-------- Records to process --------

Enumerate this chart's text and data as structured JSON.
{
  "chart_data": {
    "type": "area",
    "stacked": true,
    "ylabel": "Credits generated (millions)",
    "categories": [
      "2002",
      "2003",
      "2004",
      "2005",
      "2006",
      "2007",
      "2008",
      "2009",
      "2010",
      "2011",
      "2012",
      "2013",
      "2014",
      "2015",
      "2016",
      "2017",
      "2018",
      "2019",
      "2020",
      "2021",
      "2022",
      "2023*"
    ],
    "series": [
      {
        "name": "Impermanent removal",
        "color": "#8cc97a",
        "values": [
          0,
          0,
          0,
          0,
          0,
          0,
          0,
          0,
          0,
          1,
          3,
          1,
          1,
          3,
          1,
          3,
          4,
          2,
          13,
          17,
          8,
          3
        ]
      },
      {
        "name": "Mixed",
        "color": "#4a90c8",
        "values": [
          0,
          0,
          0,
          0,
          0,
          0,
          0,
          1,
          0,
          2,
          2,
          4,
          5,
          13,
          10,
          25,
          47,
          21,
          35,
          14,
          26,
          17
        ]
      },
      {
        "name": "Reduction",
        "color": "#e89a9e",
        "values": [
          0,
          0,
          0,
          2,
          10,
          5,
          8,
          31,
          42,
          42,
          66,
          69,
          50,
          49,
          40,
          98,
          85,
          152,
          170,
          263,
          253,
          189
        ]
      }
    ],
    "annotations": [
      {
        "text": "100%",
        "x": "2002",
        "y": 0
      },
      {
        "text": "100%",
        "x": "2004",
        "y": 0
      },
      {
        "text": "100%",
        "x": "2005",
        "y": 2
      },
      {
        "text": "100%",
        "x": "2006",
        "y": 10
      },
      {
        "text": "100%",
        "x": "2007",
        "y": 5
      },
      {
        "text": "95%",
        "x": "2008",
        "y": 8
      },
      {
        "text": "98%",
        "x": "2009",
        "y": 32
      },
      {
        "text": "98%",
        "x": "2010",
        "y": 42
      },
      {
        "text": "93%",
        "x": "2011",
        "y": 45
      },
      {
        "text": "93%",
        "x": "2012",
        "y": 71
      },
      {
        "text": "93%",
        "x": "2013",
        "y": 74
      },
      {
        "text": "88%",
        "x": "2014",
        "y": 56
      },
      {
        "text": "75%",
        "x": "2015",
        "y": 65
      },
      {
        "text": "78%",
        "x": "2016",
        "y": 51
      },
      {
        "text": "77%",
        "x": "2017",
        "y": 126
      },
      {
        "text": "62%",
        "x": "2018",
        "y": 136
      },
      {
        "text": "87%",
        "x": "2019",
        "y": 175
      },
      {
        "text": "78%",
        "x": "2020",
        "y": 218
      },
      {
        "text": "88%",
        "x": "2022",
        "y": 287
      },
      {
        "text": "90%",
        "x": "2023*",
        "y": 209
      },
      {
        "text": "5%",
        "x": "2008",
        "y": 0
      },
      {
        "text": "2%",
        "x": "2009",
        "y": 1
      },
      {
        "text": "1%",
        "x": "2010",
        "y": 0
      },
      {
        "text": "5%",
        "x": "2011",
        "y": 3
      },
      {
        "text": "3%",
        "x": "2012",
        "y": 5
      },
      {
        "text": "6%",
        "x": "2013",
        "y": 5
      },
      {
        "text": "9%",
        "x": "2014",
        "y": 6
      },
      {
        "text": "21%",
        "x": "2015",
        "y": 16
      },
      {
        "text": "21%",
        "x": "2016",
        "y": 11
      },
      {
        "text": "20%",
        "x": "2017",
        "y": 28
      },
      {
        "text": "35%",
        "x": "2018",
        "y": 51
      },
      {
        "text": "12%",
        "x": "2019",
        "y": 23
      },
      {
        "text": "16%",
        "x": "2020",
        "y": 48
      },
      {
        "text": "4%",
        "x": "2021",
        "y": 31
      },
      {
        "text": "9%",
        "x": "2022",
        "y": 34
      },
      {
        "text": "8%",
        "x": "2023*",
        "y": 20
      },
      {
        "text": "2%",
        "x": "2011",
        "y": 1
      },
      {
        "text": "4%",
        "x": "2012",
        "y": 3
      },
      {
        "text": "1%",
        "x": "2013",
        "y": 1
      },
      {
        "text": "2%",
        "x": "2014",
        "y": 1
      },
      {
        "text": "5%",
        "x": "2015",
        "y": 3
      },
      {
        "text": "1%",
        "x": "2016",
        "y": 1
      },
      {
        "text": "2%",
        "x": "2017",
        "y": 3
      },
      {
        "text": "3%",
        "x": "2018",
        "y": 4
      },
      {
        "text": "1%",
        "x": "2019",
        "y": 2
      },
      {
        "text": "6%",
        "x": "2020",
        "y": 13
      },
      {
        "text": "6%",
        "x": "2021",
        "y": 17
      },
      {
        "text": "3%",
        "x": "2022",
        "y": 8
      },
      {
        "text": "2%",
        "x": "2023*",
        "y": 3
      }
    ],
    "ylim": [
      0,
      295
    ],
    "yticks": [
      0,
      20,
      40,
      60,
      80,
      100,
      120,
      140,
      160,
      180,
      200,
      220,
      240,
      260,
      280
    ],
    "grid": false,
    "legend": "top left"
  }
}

--------

Your answer should be one number: how many lines in the material above contain the string "name".

3